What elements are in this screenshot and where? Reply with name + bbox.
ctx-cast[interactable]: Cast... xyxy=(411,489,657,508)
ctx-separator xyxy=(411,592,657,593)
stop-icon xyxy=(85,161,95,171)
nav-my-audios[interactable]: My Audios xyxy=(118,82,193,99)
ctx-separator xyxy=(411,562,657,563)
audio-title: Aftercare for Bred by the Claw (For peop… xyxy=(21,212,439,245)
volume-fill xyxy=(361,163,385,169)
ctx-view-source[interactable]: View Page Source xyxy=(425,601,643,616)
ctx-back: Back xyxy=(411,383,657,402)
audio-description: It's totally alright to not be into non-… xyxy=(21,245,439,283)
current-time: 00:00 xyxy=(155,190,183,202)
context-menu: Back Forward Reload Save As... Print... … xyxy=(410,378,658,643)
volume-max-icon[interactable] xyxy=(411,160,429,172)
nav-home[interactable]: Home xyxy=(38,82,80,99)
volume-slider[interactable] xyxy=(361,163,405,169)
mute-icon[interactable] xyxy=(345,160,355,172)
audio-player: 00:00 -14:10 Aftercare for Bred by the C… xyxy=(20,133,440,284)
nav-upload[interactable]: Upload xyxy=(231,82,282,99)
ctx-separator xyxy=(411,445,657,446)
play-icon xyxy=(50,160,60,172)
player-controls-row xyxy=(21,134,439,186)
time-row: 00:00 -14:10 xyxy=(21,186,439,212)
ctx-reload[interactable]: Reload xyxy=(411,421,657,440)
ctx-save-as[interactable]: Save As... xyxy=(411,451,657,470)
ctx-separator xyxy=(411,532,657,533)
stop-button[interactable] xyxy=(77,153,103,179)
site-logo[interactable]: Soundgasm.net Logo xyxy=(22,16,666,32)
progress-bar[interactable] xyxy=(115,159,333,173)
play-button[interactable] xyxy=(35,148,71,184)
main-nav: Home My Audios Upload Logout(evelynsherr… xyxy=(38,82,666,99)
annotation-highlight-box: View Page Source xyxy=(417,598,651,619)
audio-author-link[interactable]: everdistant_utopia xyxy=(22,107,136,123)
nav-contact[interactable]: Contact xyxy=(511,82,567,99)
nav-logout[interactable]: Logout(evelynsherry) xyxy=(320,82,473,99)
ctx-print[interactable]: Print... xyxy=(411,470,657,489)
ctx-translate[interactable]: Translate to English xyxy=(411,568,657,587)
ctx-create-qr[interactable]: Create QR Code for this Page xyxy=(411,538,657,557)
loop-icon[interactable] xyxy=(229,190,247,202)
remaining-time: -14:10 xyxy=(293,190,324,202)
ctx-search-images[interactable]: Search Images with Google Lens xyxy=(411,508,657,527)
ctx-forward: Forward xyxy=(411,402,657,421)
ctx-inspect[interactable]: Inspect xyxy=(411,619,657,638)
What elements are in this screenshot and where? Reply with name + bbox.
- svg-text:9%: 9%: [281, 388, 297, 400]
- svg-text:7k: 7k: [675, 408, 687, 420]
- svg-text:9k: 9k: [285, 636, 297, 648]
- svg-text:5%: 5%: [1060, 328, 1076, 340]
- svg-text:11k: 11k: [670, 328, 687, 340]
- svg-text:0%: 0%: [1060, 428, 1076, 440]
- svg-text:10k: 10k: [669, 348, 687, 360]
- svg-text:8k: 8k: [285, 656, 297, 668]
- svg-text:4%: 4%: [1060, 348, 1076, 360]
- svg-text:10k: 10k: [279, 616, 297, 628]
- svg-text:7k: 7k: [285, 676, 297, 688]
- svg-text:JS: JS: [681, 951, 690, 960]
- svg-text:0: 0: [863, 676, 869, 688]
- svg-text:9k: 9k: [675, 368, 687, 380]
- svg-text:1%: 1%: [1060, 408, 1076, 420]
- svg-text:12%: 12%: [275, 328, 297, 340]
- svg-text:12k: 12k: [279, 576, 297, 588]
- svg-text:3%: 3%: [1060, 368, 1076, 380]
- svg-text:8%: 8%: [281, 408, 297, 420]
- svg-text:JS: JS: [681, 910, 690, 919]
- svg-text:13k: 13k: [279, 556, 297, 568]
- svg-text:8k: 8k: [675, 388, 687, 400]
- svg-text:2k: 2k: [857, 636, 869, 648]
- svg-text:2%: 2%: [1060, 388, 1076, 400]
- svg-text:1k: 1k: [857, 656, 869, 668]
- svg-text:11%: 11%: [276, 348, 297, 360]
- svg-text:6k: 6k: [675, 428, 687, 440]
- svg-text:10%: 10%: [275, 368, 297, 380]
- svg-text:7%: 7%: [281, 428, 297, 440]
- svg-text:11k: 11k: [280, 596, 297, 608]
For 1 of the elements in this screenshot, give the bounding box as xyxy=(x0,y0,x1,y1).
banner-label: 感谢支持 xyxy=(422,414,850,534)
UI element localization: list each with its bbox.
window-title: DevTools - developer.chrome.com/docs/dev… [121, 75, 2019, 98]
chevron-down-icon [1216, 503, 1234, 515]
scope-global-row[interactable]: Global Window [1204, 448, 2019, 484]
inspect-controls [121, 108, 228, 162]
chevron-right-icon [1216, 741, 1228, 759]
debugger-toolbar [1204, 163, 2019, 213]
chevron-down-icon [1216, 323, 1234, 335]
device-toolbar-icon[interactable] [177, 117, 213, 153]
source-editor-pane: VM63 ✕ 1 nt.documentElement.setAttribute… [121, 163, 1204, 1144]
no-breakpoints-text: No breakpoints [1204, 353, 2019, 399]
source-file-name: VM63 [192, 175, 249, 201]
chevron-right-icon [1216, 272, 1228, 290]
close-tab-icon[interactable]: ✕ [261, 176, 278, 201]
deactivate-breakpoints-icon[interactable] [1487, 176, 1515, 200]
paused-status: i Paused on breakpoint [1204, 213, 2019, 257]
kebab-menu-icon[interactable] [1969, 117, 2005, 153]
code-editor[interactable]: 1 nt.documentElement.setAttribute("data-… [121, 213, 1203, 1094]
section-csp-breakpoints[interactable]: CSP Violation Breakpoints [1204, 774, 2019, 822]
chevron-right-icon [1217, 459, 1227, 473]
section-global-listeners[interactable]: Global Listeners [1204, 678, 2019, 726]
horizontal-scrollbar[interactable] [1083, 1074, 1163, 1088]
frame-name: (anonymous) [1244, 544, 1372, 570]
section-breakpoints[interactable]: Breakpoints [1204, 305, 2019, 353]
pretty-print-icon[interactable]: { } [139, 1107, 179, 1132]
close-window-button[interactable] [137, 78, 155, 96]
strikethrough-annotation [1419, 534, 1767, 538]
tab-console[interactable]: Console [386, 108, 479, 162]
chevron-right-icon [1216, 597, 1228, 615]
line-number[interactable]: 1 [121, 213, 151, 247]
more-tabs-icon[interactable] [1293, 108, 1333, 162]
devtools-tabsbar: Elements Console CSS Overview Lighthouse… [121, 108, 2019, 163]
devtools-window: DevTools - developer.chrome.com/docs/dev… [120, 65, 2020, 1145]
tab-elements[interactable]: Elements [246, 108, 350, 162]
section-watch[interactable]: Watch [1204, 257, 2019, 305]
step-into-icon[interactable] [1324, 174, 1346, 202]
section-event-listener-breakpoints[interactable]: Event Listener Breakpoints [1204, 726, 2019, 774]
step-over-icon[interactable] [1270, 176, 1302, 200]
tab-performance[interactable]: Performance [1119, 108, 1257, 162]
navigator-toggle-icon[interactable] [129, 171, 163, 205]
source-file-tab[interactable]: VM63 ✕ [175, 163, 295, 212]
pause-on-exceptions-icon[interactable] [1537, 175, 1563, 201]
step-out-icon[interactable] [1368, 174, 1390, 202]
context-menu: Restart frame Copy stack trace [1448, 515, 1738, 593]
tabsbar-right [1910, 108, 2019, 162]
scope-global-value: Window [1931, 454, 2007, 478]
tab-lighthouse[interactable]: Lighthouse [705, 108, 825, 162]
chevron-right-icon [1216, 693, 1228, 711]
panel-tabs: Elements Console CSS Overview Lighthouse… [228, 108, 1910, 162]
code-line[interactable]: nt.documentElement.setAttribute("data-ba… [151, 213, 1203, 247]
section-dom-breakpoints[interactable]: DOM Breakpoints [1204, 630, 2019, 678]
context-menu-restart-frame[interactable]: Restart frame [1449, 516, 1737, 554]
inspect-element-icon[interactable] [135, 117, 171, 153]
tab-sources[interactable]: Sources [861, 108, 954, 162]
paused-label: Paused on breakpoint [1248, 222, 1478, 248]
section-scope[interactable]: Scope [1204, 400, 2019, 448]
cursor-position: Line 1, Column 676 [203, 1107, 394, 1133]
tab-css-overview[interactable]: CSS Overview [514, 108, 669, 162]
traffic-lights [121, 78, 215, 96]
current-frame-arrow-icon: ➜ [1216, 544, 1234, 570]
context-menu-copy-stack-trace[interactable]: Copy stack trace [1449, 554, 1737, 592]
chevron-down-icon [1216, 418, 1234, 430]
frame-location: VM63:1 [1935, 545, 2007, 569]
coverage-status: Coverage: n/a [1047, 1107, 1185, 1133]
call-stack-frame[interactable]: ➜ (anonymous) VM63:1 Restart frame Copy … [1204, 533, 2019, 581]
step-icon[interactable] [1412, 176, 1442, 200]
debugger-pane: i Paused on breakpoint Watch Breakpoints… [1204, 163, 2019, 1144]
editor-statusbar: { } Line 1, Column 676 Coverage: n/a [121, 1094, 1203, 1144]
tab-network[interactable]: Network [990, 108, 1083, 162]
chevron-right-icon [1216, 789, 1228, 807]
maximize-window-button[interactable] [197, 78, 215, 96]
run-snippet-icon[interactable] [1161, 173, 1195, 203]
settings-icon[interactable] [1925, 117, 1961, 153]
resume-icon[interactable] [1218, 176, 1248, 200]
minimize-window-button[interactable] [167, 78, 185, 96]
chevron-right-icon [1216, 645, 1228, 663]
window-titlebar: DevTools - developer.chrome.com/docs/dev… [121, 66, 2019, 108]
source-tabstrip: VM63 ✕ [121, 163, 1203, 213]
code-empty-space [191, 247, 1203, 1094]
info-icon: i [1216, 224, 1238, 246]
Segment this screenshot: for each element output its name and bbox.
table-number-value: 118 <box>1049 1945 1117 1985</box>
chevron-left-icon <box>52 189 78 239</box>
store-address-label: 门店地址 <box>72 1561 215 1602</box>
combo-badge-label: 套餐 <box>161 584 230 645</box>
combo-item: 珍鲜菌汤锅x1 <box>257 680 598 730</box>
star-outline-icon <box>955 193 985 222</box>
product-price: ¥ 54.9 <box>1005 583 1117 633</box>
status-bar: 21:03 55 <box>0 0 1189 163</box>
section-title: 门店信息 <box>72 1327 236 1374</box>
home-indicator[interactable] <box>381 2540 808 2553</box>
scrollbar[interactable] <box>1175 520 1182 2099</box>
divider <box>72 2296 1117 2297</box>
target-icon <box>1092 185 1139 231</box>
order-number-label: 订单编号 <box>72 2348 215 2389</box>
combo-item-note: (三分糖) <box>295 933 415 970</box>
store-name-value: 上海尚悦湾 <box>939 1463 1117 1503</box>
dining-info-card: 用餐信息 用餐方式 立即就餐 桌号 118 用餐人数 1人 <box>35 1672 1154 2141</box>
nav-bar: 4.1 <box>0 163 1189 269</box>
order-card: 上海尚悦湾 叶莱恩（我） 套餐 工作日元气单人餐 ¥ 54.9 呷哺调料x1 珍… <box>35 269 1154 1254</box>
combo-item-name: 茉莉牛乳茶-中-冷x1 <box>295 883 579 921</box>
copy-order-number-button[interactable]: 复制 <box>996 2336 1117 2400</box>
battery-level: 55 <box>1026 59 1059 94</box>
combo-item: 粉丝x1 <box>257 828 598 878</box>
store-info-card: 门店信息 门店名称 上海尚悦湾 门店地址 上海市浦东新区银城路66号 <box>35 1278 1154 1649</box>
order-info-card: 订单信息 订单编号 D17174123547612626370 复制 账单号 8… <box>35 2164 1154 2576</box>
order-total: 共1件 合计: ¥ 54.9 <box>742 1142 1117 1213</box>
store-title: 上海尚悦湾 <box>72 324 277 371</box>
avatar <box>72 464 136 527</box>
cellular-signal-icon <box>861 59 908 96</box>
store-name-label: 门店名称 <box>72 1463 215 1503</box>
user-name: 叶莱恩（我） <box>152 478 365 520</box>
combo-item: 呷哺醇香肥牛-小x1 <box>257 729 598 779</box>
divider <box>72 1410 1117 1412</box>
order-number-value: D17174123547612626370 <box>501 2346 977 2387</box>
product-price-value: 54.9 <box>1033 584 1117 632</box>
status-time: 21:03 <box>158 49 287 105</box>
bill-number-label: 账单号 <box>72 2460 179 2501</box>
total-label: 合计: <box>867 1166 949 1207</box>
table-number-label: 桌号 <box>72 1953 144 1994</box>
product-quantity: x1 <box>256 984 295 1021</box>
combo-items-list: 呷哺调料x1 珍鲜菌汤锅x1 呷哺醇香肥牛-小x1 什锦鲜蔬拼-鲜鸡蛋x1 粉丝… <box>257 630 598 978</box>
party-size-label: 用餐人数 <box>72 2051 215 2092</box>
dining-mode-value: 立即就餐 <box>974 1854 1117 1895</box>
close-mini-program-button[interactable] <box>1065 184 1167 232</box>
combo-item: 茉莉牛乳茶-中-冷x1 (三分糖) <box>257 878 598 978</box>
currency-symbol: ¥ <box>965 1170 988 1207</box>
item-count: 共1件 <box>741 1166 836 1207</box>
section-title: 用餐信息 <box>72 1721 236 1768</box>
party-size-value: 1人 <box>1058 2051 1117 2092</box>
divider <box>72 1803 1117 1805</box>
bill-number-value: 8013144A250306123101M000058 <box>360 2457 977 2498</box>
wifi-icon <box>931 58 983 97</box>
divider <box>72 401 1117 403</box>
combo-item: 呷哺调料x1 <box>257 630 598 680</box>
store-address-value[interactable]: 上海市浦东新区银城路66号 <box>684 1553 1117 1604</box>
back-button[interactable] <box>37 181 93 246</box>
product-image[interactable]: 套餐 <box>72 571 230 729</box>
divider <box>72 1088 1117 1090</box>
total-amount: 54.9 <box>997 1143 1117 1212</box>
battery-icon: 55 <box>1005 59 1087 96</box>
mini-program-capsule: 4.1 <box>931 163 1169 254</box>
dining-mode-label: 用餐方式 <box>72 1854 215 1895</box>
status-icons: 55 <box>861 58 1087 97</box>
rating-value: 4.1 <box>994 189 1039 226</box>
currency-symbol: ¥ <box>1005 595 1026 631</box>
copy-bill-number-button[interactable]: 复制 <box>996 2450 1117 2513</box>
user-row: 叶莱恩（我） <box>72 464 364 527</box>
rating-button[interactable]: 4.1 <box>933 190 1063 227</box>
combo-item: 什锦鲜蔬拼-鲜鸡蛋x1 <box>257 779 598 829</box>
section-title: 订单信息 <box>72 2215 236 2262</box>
================================
◆ SET TASK ◆
Recast the part of the records that runs from the very first line through the line containing "remaining-time: -14:10 xyxy=(293,190,324,202)", both included, as a Markdown table with the columns Row and Entry, numbering each line and skipping blank lines.

◆ ANSWER ◆
| Row | Entry |
|---|---|
| 1 | What elements are in this screenshot and where? Reply with name + bbox. |
| 2 | ctx-cast[interactable]: Cast... xyxy=(411,489,657,508) |
| 3 | ctx-separator xyxy=(411,592,657,593) |
| 4 | stop-icon xyxy=(85,161,95,171) |
| 5 | nav-my-audios[interactable]: My Audios xyxy=(118,82,193,99) |
| 6 | ctx-separator xyxy=(411,562,657,563) |
| 7 | audio-title: Aftercare for Bred by the Claw (For peop… xyxy=(21,212,439,245) |
| 8 | volume-fill xyxy=(361,163,385,169) |
| 9 | ctx-view-source[interactable]: View Page Source xyxy=(425,601,643,616) |
| 10 | ctx-back: Back xyxy=(411,383,657,402) |
| 11 | audio-description: It's totally alright to not be into non-… xyxy=(21,245,439,283) |
| 12 | current-time: 00:00 xyxy=(155,190,183,202) |
| 13 | context-menu: Back Forward Reload Save As... Print... … xyxy=(410,378,658,643) |
| 14 | volume-max-icon[interactable] xyxy=(411,160,429,172) |
| 15 | nav-home[interactable]: Home xyxy=(38,82,80,99) |
| 16 | volume-slider[interactable] xyxy=(361,163,405,169) |
| 17 | mute-icon[interactable] xyxy=(345,160,355,172) |
| 18 | audio-player: 00:00 -14:10 Aftercare for Bred by the C… xyxy=(20,133,440,284) |
| 19 | nav-upload[interactable]: Upload xyxy=(231,82,282,99) |
| 20 | ctx-separator xyxy=(411,445,657,446) |
| 21 | play-icon xyxy=(50,160,60,172) |
| 22 | player-controls-row xyxy=(21,134,439,186) |
| 23 | time-row: 00:00 -14:10 xyxy=(21,186,439,212) |
| 24 | ctx-reload[interactable]: Reload xyxy=(411,421,657,440) |
| 25 | ctx-save-as[interactable]: Save As... xyxy=(411,451,657,470) |
| 26 | ctx-separator xyxy=(411,532,657,533) |
| 27 | stop-button[interactable] xyxy=(77,153,103,179) |
| 28 | site-logo[interactable]: Soundgasm.net Logo xyxy=(22,16,666,32) |
| 29 | progress-bar[interactable] xyxy=(115,159,333,173) |
| 30 | play-button[interactable] xyxy=(35,148,71,184) |
| 31 | main-nav: Home My Audios Upload Logout(evelynsherr… xyxy=(38,82,666,99) |
| 32 | annotation-highlight-box: View Page Source xyxy=(417,598,651,619) |
| 33 | audio-author-link[interactable]: everdistant_utopia xyxy=(22,107,136,123) |
| 34 | nav-contact[interactable]: Contact xyxy=(511,82,567,99) |
| 35 | nav-logout[interactable]: Logout(evelynsherry) xyxy=(320,82,473,99) |
| 36 | ctx-print[interactable]: Print... xyxy=(411,470,657,489) |
| 37 | ctx-translate[interactable]: Translate to English xyxy=(411,568,657,587) |
| 38 | ctx-create-qr[interactable]: Create QR Code for this Page xyxy=(411,538,657,557) |
| 39 | loop-icon[interactable] xyxy=(229,190,247,202) |
| 40 | remaining-time: -14:10 xyxy=(293,190,324,202) |